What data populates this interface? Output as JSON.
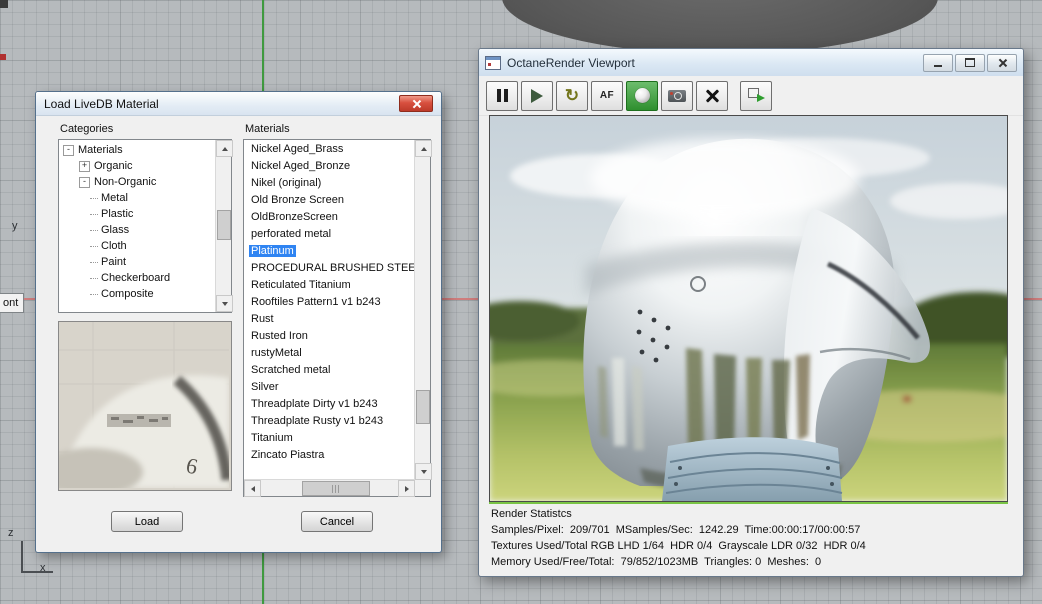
{
  "viewport": {
    "tab_label": "ont",
    "axis_y": "y",
    "axis_z": "z",
    "axis_x": "x"
  },
  "material_dialog": {
    "title": "Load LiveDB Material",
    "categories_label": "Categories",
    "materials_label": "Materials",
    "tree_items": [
      {
        "label": "Materials",
        "level": 0,
        "expander": "minus"
      },
      {
        "label": "Organic",
        "level": 1,
        "expander": "plus"
      },
      {
        "label": "Non-Organic",
        "level": 1,
        "expander": "minus"
      },
      {
        "label": "Metal",
        "level": 2
      },
      {
        "label": "Plastic",
        "level": 2
      },
      {
        "label": "Glass",
        "level": 2
      },
      {
        "label": "Cloth",
        "level": 2
      },
      {
        "label": "Paint",
        "level": 2
      },
      {
        "label": "Checkerboard",
        "level": 2
      },
      {
        "label": "Composite",
        "level": 2
      }
    ],
    "materials": [
      "Nickel Aged_Brass",
      "Nickel Aged_Bronze",
      "Nikel (original)",
      "Old Bronze Screen",
      "OldBronzeScreen",
      "perforated metal",
      "Platinum",
      "PROCEDURAL BRUSHED STEEL",
      "Reticulated Titanium",
      "Rooftiles Pattern1 v1 b243",
      "Rust",
      "Rusted Iron",
      "rustyMetal",
      "Scratched metal",
      "Silver",
      "Threadplate Dirty v1 b243",
      "Threadplate Rusty v1 b243",
      "Titanium",
      "Zincato Piastra"
    ],
    "selected_material": "Platinum",
    "buttons": {
      "load": "Load",
      "cancel": "Cancel"
    }
  },
  "octane_window": {
    "title": "OctaneRender Viewport",
    "toolbar": {
      "af_label": "AF"
    },
    "stats": {
      "title": "Render Statistcs",
      "samples_line": "Samples/Pixel:  209/701  MSamples/Sec:  1242.29  Time:00:00:17/00:00:57",
      "textures_line": "Textures Used/Total RGB LHD 1/64  HDR 0/4  Grayscale LDR 0/32  HDR 0/4",
      "memory_line": "Memory Used/Free/Total:  79/852/1023MB  Triangles: 0  Meshes:  0"
    }
  },
  "icons": {
    "pause-icon": "two vertical bars",
    "play-icon": "right-pointing triangle",
    "restart-icon": "circular arrow ↻",
    "material-picker-icon": "white sphere",
    "camera-icon": "camera with lens",
    "stop-icon": "bold X",
    "export-icon": "window with green arrow",
    "close-icon": "white X on red",
    "minimize-icon": "bar",
    "maximize-icon": "box"
  },
  "colors": {
    "selection": "#2f84f2",
    "toolbar_active": "#3f9f3f",
    "progress_green": "#79c445"
  }
}
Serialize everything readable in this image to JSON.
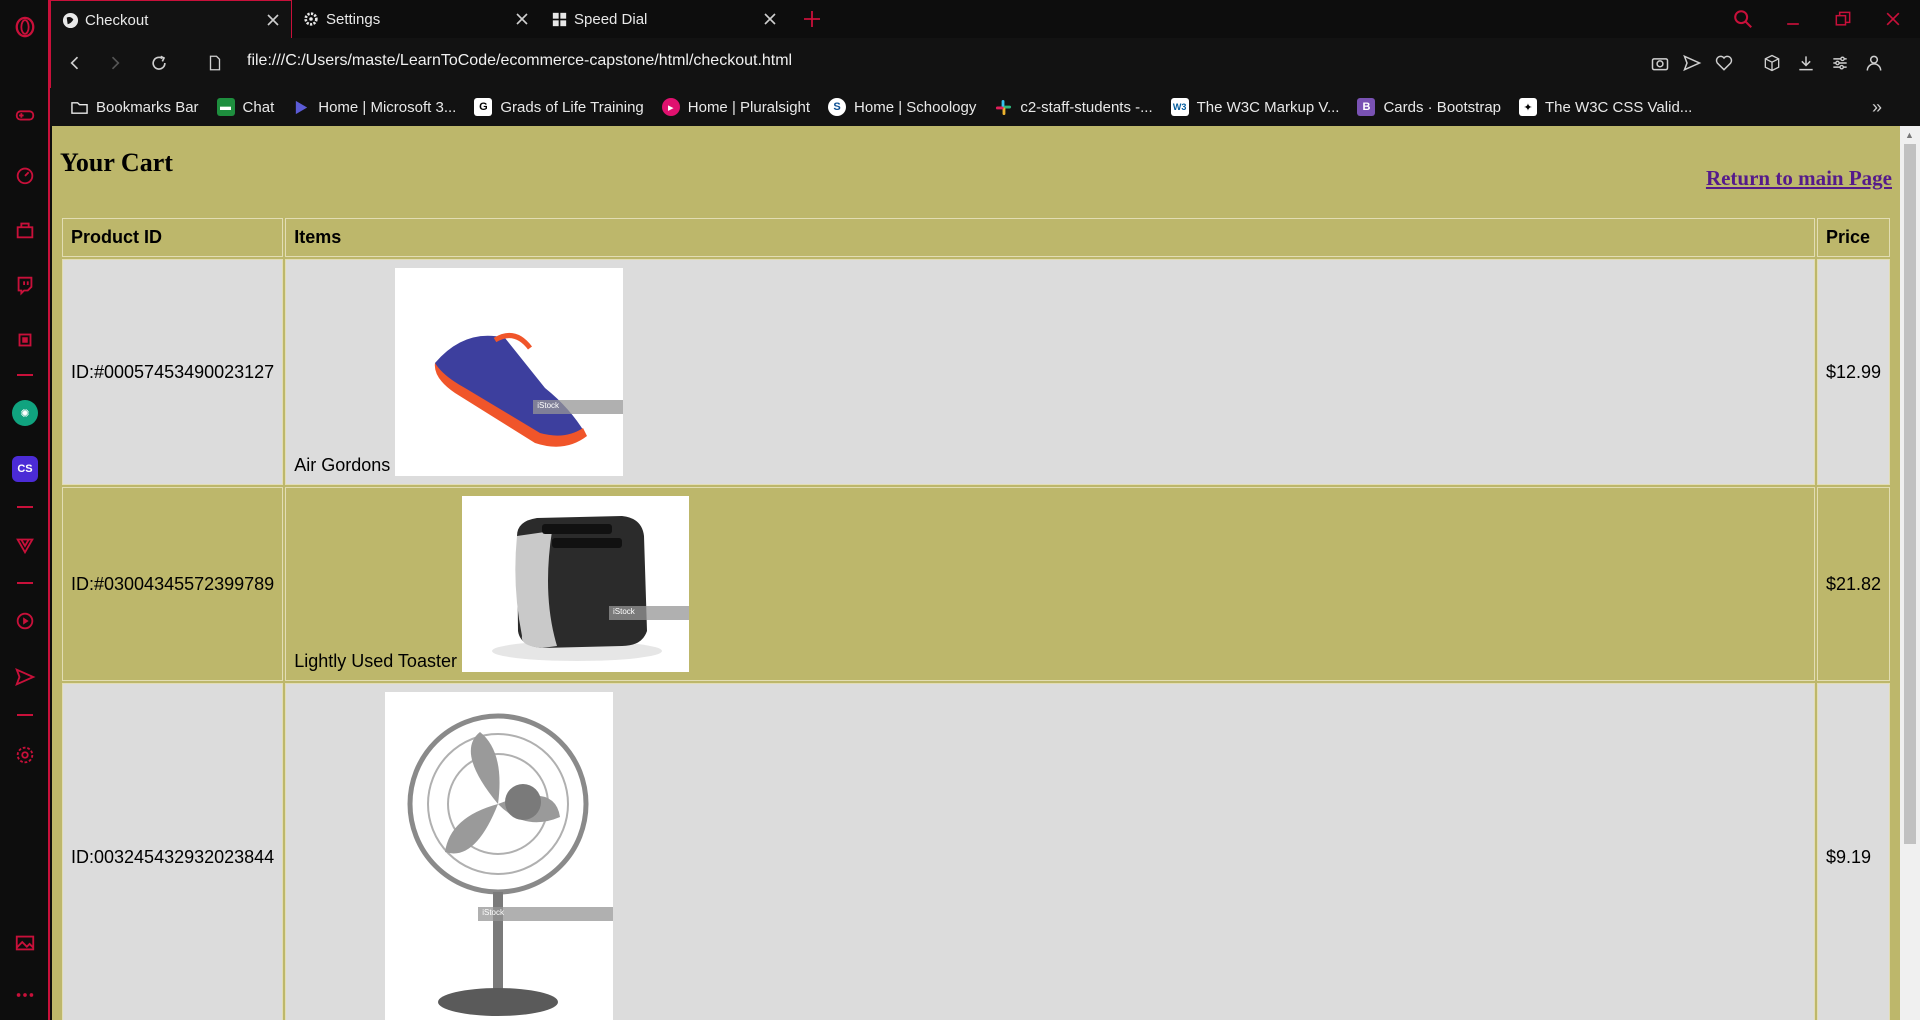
{
  "browser": {
    "tabs": [
      {
        "label": "Checkout",
        "active": true
      },
      {
        "label": "Settings",
        "active": false
      },
      {
        "label": "Speed Dial",
        "active": false
      }
    ],
    "url": "file:///C:/Users/maste/LearnToCode/ecommerce-capstone/html/checkout.html",
    "bookmarks": [
      {
        "label": "Bookmarks Bar",
        "icon": "folder-icon",
        "color": "#e8e8e8"
      },
      {
        "label": "Chat",
        "icon": "chat-icon",
        "color": "#1e8e3e"
      },
      {
        "label": "Home | Microsoft 3...",
        "icon": "microsoft-icon",
        "color": "#5b5bd6"
      },
      {
        "label": "Grads of Life Training",
        "icon": "g-icon",
        "color": "#ffffff"
      },
      {
        "label": "Home | Pluralsight",
        "icon": "pluralsight-icon",
        "color": "#e0116f"
      },
      {
        "label": "Home | Schoology",
        "icon": "schoology-icon",
        "color": "#ffffff"
      },
      {
        "label": "c2-staff-students -...",
        "icon": "slack-icon",
        "color": "#e01e5a"
      },
      {
        "label": "The W3C Markup V...",
        "icon": "w3c-icon",
        "color": "#ffffff"
      },
      {
        "label": "Cards · Bootstrap",
        "icon": "bootstrap-icon",
        "color": "#7952b3"
      },
      {
        "label": "The W3C CSS Valid...",
        "icon": "css-icon",
        "color": "#ffffff"
      }
    ],
    "accent": "#c8103a"
  },
  "page": {
    "title": "Your Cart",
    "return_link": "Return to main Page",
    "background": "#bdb76b",
    "table": {
      "headers": [
        "Product ID",
        "Items",
        "Price"
      ],
      "rows": [
        {
          "id": "ID:#00057453490023127",
          "item": "Air Gordons",
          "price": "$12.99",
          "image": "running-shoe-image"
        },
        {
          "id": "ID:#03004345572399789",
          "item": "Lightly Used Toaster",
          "price": "$21.82",
          "image": "toaster-image"
        },
        {
          "id": "ID:003245432932023844",
          "item": "",
          "price": "$9.19",
          "image": "desk-fan-image"
        }
      ]
    },
    "watermark": "iStock"
  }
}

_ _ _

▶ _REQUIRED TASK_
Where a line of the data holds "with", show that line.

▶ _SOLUTION FOR THIS PROBLEM_
    "camera-icon": "camera with lens",
    "export-icon": "window with green arrow",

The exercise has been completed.